◆ Set task
The records below are to be quoted in full; please keep every word exact.

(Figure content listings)
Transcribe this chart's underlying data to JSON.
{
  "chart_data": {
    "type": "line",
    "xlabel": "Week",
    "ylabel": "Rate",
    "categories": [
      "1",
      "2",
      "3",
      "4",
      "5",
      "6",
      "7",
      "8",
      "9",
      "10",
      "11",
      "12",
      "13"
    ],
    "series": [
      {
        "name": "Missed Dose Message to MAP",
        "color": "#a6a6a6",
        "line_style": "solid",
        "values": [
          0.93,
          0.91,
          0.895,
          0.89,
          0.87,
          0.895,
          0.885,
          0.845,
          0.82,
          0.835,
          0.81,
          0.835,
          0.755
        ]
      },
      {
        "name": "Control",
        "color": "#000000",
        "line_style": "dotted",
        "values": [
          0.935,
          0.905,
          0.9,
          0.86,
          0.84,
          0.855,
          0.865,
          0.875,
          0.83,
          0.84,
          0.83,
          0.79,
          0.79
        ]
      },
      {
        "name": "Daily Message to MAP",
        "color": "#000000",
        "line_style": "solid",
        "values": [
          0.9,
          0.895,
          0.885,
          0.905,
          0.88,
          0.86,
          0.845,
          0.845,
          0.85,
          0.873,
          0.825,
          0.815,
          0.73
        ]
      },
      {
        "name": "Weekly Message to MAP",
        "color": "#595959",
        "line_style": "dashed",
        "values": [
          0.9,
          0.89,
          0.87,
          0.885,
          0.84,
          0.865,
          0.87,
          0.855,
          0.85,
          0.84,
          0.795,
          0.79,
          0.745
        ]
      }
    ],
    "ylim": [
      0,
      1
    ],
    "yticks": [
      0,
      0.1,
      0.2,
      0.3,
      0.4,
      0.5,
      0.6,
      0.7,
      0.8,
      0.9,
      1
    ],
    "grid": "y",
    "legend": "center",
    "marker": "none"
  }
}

◆ Result of the task
Transcribe this chart's underlying data to JSON.
{
  "chart_data": {
    "type": "line",
    "xlabel": "Week",
    "ylabel": "Rate",
    "categories": [
      "1",
      "2",
      "3",
      "4",
      "5",
      "6",
      "7",
      "8",
      "9",
      "10",
      "11",
      "12",
      "13"
    ],
    "series": [
      {
        "name": "Missed Dose Message to MAP",
        "color": "#a6a6a6",
        "line_style": "solid",
        "values": [
          0.93,
          0.91,
          0.895,
          0.89,
          0.87,
          0.895,
          0.885,
          0.845,
          0.82,
          0.835,
          0.81,
          0.835,
          0.755
        ]
      },
      {
        "name": "Control",
        "color": "#000000",
        "line_style": "dotted",
        "values": [
          0.935,
          0.905,
          0.9,
          0.86,
          0.84,
          0.855,
          0.865,
          0.875,
          0.83,
          0.84,
          0.83,
          0.79,
          0.79
        ]
      },
      {
        "name": "Daily Message to MAP",
        "color": "#000000",
        "line_style": "solid",
        "values": [
          0.9,
          0.895,
          0.885,
          0.905,
          0.88,
          0.86,
          0.845,
          0.845,
          0.85,
          0.873,
          0.825,
          0.815,
          0.73
        ]
      },
      {
        "name": "Weekly Message to MAP",
        "color": "#595959",
        "line_style": "dashed",
        "values": [
          0.9,
          0.89,
          0.87,
          0.885,
          0.84,
          0.865,
          0.87,
          0.855,
          0.85,
          0.84,
          0.795,
          0.79,
          0.745
        ]
      }
    ],
    "ylim": [
      0,
      1
    ],
    "yticks": [
      0,
      0.1,
      0.2,
      0.3,
      0.4,
      0.5,
      0.6,
      0.7,
      0.8,
      0.9,
      1
    ],
    "grid": "y",
    "legend": "center",
    "marker": "none"
  }
}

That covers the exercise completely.